### Aim
Rewrite the records below, swapping every "x-tick-label" for "x-axis-label" and leaving everything else unchanged.
* START Exercise material *
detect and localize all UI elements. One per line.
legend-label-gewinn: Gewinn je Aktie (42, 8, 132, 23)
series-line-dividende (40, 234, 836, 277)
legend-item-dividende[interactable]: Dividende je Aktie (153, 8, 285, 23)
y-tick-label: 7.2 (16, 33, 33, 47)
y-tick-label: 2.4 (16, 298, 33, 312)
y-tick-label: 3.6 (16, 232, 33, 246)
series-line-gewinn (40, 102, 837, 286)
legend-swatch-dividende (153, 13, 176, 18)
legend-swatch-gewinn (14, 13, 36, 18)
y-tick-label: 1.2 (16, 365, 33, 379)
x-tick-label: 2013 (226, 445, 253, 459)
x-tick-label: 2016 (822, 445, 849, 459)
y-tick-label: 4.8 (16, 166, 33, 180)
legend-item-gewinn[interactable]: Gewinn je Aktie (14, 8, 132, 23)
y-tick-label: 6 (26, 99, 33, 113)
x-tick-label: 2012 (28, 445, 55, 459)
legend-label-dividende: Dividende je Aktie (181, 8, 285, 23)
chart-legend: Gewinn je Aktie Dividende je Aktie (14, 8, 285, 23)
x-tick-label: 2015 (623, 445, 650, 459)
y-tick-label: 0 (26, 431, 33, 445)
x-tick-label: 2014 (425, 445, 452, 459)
* END Exercise material *
### The output
detect and localize all UI elements. One per line.
legend-label-gewinn: Gewinn je Aktie (42, 8, 132, 23)
series-line-dividende (40, 234, 836, 277)
legend-item-dividende[interactable]: Dividende je Aktie (153, 8, 285, 23)
y-tick-label: 7.2 (16, 33, 33, 47)
y-tick-label: 2.4 (16, 298, 33, 312)
y-tick-label: 3.6 (16, 232, 33, 246)
series-line-gewinn (40, 102, 837, 286)
legend-swatch-dividende (153, 13, 176, 18)
legend-swatch-gewinn (14, 13, 36, 18)
y-tick-label: 1.2 (16, 365, 33, 379)
x-axis-label: 2013 (226, 445, 253, 459)
x-axis-label: 2016 (822, 445, 849, 459)
y-tick-label: 4.8 (16, 166, 33, 180)
legend-item-gewinn[interactable]: Gewinn je Aktie (14, 8, 132, 23)
y-tick-label: 6 (26, 99, 33, 113)
x-axis-label: 2012 (28, 445, 55, 459)
legend-label-dividende: Dividende je Aktie (181, 8, 285, 23)
chart-legend: Gewinn je Aktie Dividende je Aktie (14, 8, 285, 23)
x-axis-label: 2015 (623, 445, 650, 459)
y-tick-label: 0 (26, 431, 33, 445)
x-axis-label: 2014 (425, 445, 452, 459)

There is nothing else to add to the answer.